_Your task_. Print each of the entries exactly, leaving nothing out.
# # # #
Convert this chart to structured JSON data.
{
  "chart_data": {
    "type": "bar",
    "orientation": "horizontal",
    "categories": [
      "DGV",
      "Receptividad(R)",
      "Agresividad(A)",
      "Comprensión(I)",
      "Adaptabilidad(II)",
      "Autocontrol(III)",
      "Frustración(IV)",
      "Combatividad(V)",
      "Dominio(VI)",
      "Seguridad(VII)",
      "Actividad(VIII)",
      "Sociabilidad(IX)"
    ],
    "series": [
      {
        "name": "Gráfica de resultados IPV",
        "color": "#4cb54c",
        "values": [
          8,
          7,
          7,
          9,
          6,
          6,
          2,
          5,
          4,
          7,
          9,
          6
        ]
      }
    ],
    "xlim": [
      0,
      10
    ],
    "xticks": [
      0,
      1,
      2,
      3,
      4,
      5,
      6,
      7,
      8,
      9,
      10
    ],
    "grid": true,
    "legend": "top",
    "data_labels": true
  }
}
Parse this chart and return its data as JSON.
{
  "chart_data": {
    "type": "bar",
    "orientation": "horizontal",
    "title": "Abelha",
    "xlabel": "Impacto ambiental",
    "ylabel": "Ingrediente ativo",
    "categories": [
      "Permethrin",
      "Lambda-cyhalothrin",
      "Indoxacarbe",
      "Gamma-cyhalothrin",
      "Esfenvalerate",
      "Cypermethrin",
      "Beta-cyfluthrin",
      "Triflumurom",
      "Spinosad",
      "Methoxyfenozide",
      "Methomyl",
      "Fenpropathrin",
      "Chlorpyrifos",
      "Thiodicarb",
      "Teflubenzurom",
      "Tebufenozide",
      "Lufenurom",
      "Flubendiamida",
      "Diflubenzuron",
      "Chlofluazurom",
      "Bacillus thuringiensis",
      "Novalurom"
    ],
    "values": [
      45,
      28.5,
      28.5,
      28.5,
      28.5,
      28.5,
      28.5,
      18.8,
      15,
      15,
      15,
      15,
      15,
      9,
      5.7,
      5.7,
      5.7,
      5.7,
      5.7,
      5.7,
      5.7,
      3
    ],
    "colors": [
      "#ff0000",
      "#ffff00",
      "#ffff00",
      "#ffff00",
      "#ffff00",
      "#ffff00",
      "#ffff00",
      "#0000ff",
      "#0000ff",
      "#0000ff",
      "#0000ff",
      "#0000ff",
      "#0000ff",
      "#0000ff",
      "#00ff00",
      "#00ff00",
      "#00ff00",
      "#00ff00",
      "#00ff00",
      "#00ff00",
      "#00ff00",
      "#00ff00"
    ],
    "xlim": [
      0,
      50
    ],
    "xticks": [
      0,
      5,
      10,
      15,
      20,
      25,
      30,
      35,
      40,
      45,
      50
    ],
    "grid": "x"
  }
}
# # # #
_Reply to the task_.
Convert this chart to structured JSON data.
{
  "chart_data": {
    "type": "bar",
    "orientation": "horizontal",
    "categories": [
      "DGV",
      "Receptividad(R)",
      "Agresividad(A)",
      "Comprensión(I)",
      "Adaptabilidad(II)",
      "Autocontrol(III)",
      "Frustración(IV)",
      "Combatividad(V)",
      "Dominio(VI)",
      "Seguridad(VII)",
      "Actividad(VIII)",
      "Sociabilidad(IX)"
    ],
    "series": [
      {
        "name": "Gráfica de resultados IPV",
        "color": "#4cb54c",
        "values": [
          8,
          7,
          7,
          9,
          6,
          6,
          2,
          5,
          4,
          7,
          9,
          6
        ]
      }
    ],
    "xlim": [
      0,
      10
    ],
    "xticks": [
      0,
      1,
      2,
      3,
      4,
      5,
      6,
      7,
      8,
      9,
      10
    ],
    "grid": true,
    "legend": "top",
    "data_labels": true
  }
}
Parse this chart and return its data as JSON.
{
  "chart_data": {
    "type": "bar",
    "orientation": "horizontal",
    "title": "Abelha",
    "xlabel": "Impacto ambiental",
    "ylabel": "Ingrediente ativo",
    "categories": [
      "Permethrin",
      "Lambda-cyhalothrin",
      "Indoxacarbe",
      "Gamma-cyhalothrin",
      "Esfenvalerate",
      "Cypermethrin",
      "Beta-cyfluthrin",
      "Triflumurom",
      "Spinosad",
      "Methoxyfenozide",
      "Methomyl",
      "Fenpropathrin",
      "Chlorpyrifos",
      "Thiodicarb",
      "Teflubenzurom",
      "Tebufenozide",
      "Lufenurom",
      "Flubendiamida",
      "Diflubenzuron",
      "Chlofluazurom",
      "Bacillus thuringiensis",
      "Novalurom"
    ],
    "values": [
      45,
      28.5,
      28.5,
      28.5,
      28.5,
      28.5,
      28.5,
      18.8,
      15,
      15,
      15,
      15,
      15,
      9,
      5.7,
      5.7,
      5.7,
      5.7,
      5.7,
      5.7,
      5.7,
      3
    ],
    "colors": [
      "#ff0000",
      "#ffff00",
      "#ffff00",
      "#ffff00",
      "#ffff00",
      "#ffff00",
      "#ffff00",
      "#0000ff",
      "#0000ff",
      "#0000ff",
      "#0000ff",
      "#0000ff",
      "#0000ff",
      "#0000ff",
      "#00ff00",
      "#00ff00",
      "#00ff00",
      "#00ff00",
      "#00ff00",
      "#00ff00",
      "#00ff00",
      "#00ff00"
    ],
    "xlim": [
      0,
      50
    ],
    "xticks": [
      0,
      5,
      10,
      15,
      20,
      25,
      30,
      35,
      40,
      45,
      50
    ],
    "grid": "x"
  }
}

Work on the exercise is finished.